● **Given data**

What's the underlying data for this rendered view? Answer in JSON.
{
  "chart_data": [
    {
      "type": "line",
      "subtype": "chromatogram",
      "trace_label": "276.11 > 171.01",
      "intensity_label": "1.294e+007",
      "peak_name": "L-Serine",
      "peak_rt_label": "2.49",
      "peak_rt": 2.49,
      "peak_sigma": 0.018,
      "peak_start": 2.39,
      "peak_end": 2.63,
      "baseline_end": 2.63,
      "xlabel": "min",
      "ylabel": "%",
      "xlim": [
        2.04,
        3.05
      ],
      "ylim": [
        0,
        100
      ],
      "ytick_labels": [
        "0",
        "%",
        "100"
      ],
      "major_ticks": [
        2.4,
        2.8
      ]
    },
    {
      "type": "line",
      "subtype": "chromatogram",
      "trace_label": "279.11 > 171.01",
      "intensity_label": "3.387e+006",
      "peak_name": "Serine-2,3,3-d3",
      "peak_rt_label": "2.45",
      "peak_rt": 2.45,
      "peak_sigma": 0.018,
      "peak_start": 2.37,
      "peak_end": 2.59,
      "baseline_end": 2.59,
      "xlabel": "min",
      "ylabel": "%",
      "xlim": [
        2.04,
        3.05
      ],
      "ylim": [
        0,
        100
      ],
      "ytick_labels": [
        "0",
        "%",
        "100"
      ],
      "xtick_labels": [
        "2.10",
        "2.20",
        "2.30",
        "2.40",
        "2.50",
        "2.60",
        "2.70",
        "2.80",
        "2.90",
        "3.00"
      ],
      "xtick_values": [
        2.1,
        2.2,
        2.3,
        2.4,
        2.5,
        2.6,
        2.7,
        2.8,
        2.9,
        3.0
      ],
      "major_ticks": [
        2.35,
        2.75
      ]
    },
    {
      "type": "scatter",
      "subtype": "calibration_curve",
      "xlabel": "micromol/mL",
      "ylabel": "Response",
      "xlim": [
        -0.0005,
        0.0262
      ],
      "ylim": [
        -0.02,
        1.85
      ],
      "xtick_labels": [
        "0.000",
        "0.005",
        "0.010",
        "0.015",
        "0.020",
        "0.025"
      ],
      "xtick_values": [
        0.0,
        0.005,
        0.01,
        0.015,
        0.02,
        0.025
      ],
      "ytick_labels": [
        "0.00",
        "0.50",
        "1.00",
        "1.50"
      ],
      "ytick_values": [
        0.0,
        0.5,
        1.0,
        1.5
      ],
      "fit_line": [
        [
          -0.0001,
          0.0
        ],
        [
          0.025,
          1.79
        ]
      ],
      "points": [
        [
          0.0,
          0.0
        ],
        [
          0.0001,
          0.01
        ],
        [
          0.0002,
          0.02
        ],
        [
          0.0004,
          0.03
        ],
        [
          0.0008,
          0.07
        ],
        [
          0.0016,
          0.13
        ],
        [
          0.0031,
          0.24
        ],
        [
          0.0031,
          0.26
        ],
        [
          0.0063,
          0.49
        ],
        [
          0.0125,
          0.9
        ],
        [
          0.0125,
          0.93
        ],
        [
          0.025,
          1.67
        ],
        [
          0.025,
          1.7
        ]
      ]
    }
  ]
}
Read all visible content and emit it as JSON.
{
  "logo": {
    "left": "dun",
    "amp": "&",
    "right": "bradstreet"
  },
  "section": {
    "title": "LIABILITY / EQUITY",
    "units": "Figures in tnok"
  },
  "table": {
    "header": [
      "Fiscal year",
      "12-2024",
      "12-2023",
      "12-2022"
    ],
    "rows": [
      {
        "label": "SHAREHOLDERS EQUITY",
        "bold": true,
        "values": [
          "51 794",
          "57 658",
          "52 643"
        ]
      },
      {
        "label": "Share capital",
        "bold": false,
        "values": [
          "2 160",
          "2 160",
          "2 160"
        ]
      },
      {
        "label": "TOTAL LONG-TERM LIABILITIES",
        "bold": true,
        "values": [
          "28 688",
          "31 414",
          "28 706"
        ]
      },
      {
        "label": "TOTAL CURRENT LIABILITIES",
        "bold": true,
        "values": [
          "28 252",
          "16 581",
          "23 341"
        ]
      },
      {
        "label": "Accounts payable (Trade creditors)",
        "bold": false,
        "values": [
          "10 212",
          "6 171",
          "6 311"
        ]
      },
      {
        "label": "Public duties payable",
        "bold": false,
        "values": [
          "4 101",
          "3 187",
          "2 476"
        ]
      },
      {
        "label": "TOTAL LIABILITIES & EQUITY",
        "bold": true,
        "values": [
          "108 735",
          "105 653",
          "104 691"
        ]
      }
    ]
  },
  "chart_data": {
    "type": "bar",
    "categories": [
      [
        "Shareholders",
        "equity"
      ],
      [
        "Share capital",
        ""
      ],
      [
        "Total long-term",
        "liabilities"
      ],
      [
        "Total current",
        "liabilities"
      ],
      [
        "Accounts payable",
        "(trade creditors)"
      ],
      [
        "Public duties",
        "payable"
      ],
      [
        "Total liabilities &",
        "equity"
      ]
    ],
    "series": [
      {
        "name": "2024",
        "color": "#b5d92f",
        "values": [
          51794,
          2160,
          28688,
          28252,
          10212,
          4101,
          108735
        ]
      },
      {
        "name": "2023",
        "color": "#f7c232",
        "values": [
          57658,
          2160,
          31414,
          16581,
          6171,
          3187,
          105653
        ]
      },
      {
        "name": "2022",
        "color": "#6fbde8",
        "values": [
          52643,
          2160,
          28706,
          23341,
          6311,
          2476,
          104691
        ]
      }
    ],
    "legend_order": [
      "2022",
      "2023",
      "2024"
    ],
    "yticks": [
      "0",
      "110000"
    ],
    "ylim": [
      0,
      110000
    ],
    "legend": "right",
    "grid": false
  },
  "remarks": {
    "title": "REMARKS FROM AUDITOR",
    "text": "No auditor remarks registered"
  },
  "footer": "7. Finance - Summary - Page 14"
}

● **Task prompt**
Please repeat the listing exactly, with nothing left out.

● **Full response**
What's the underlying data for this rendered view? Answer in JSON.
{
  "chart_data": [
    {
      "type": "line",
      "subtype": "chromatogram",
      "trace_label": "276.11 > 171.01",
      "intensity_label": "1.294e+007",
      "peak_name": "L-Serine",
      "peak_rt_label": "2.49",
      "peak_rt": 2.49,
      "peak_sigma": 0.018,
      "peak_start": 2.39,
      "peak_end": 2.63,
      "baseline_end": 2.63,
      "xlabel": "min",
      "ylabel": "%",
      "xlim": [
        2.04,
        3.05
      ],
      "ylim": [
        0,
        100
      ],
      "ytick_labels": [
        "0",
        "%",
        "100"
      ],
      "major_ticks": [
        2.4,
        2.8
      ]
    },
    {
      "type": "line",
      "subtype": "chromatogram",
      "trace_label": "279.11 > 171.01",
      "intensity_label": "3.387e+006",
      "peak_name": "Serine-2,3,3-d3",
      "peak_rt_label": "2.45",
      "peak_rt": 2.45,
      "peak_sigma": 0.018,
      "peak_start": 2.37,
      "peak_end": 2.59,
      "baseline_end": 2.59,
      "xlabel": "min",
      "ylabel": "%",
      "xlim": [
        2.04,
        3.05
      ],
      "ylim": [
        0,
        100
      ],
      "ytick_labels": [
        "0",
        "%",
        "100"
      ],
      "xtick_labels": [
        "2.10",
        "2.20",
        "2.30",
        "2.40",
        "2.50",
        "2.60",
        "2.70",
        "2.80",
        "2.90",
        "3.00"
      ],
      "xtick_values": [
        2.1,
        2.2,
        2.3,
        2.4,
        2.5,
        2.6,
        2.7,
        2.8,
        2.9,
        3.0
      ],
      "major_ticks": [
        2.35,
        2.75
      ]
    },
    {
      "type": "scatter",
      "subtype": "calibration_curve",
      "xlabel": "micromol/mL",
      "ylabel": "Response",
      "xlim": [
        -0.0005,
        0.0262
      ],
      "ylim": [
        -0.02,
        1.85
      ],
      "xtick_labels": [
        "0.000",
        "0.005",
        "0.010",
        "0.015",
        "0.020",
        "0.025"
      ],
      "xtick_values": [
        0.0,
        0.005,
        0.01,
        0.015,
        0.02,
        0.025
      ],
      "ytick_labels": [
        "0.00",
        "0.50",
        "1.00",
        "1.50"
      ],
      "ytick_values": [
        0.0,
        0.5,
        1.0,
        1.5
      ],
      "fit_line": [
        [
          -0.0001,
          0.0
        ],
        [
          0.025,
          1.79
        ]
      ],
      "points": [
        [
          0.0,
          0.0
        ],
        [
          0.0001,
          0.01
        ],
        [
          0.0002,
          0.02
        ],
        [
          0.0004,
          0.03
        ],
        [
          0.0008,
          0.07
        ],
        [
          0.0016,
          0.13
        ],
        [
          0.0031,
          0.24
        ],
        [
          0.0031,
          0.26
        ],
        [
          0.0063,
          0.49
        ],
        [
          0.0125,
          0.9
        ],
        [
          0.0125,
          0.93
        ],
        [
          0.025,
          1.67
        ],
        [
          0.025,
          1.7
        ]
      ]
    }
  ]
}
Read all visible content and emit it as JSON.
{
  "logo": {
    "left": "dun",
    "amp": "&",
    "right": "bradstreet"
  },
  "section": {
    "title": "LIABILITY / EQUITY",
    "units": "Figures in tnok"
  },
  "table": {
    "header": [
      "Fiscal year",
      "12-2024",
      "12-2023",
      "12-2022"
    ],
    "rows": [
      {
        "label": "SHAREHOLDERS EQUITY",
        "bold": true,
        "values": [
          "51 794",
          "57 658",
          "52 643"
        ]
      },
      {
        "label": "Share capital",
        "bold": false,
        "values": [
          "2 160",
          "2 160",
          "2 160"
        ]
      },
      {
        "label": "TOTAL LONG-TERM LIABILITIES",
        "bold": true,
        "values": [
          "28 688",
          "31 414",
          "28 706"
        ]
      },
      {
        "label": "TOTAL CURRENT LIABILITIES",
        "bold": true,
        "values": [
          "28 252",
          "16 581",
          "23 341"
        ]
      },
      {
        "label": "Accounts payable (Trade creditors)",
        "bold": false,
        "values": [
          "10 212",
          "6 171",
          "6 311"
        ]
      },
      {
        "label": "Public duties payable",
        "bold": false,
        "values": [
          "4 101",
          "3 187",
          "2 476"
        ]
      },
      {
        "label": "TOTAL LIABILITIES & EQUITY",
        "bold": true,
        "values": [
          "108 735",
          "105 653",
          "104 691"
        ]
      }
    ]
  },
  "chart_data": {
    "type": "bar",
    "categories": [
      [
        "Shareholders",
        "equity"
      ],
      [
        "Share capital",
        ""
      ],
      [
        "Total long-term",
        "liabilities"
      ],
      [
        "Total current",
        "liabilities"
      ],
      [
        "Accounts payable",
        "(trade creditors)"
      ],
      [
        "Public duties",
        "payable"
      ],
      [
        "Total liabilities &",
        "equity"
      ]
    ],
    "series": [
      {
        "name": "2024",
        "color": "#b5d92f",
        "values": [
          51794,
          2160,
          28688,
          28252,
          10212,
          4101,
          108735
        ]
      },
      {
        "name": "2023",
        "color": "#f7c232",
        "values": [
          57658,
          2160,
          31414,
          16581,
          6171,
          3187,
          105653
        ]
      },
      {
        "name": "2022",
        "color": "#6fbde8",
        "values": [
          52643,
          2160,
          28706,
          23341,
          6311,
          2476,
          104691
        ]
      }
    ],
    "legend_order": [
      "2022",
      "2023",
      "2024"
    ],
    "yticks": [
      "0",
      "110000"
    ],
    "ylim": [
      0,
      110000
    ],
    "legend": "right",
    "grid": false
  },
  "remarks": {
    "title": "REMARKS FROM AUDITOR",
    "text": "No auditor remarks registered"
  },
  "footer": "7. Finance - Summary - Page 14"
}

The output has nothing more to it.